» **Exercise brief**: Wherever a line holds the word "with", copy that line out.

Stored records

>> Start

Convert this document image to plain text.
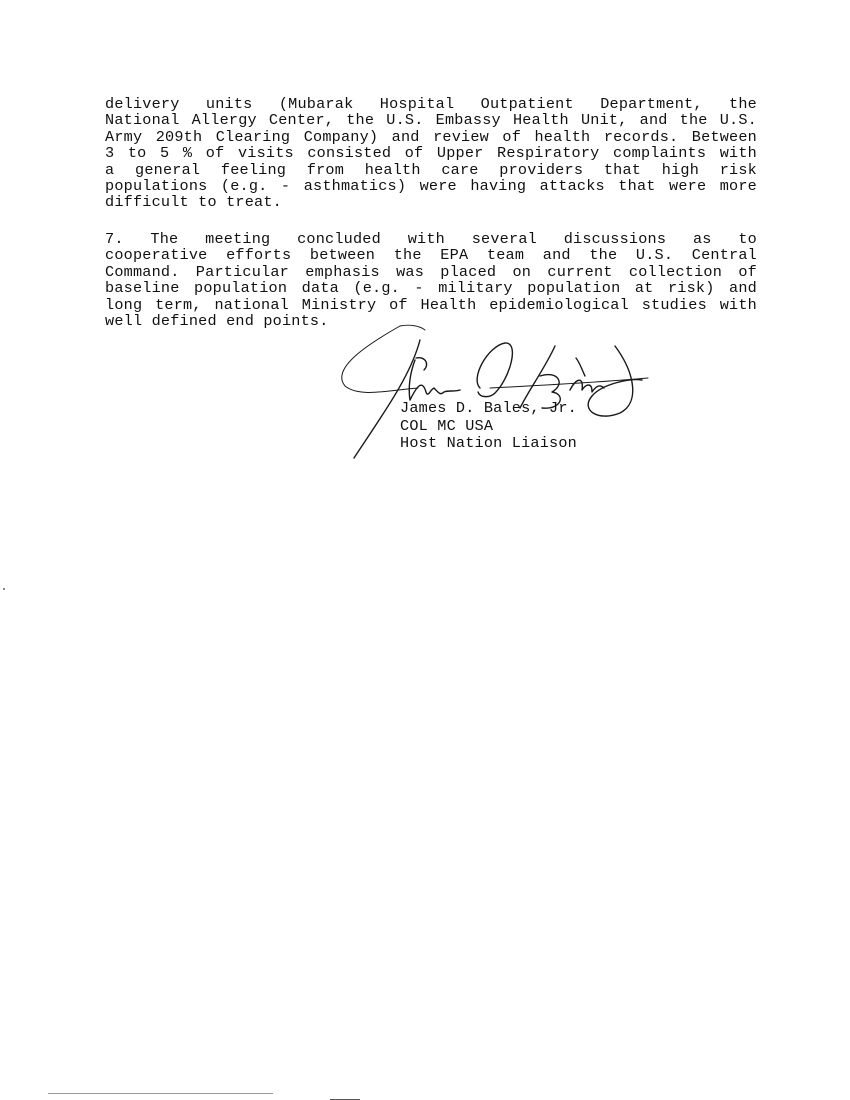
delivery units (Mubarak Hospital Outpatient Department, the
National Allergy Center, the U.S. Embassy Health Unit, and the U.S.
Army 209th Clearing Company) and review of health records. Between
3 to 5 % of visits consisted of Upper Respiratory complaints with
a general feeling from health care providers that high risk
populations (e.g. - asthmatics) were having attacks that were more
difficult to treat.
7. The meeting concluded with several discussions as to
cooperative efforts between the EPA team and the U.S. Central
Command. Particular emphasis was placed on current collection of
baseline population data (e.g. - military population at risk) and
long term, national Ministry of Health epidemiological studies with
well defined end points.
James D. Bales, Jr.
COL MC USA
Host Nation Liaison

>> End

» **Exercise output**:
3 to 5 % of visits consisted of Upper Respiratory complaints with
7. The meeting concluded with several discussions as to
long term, national Ministry of Health epidemiological studies with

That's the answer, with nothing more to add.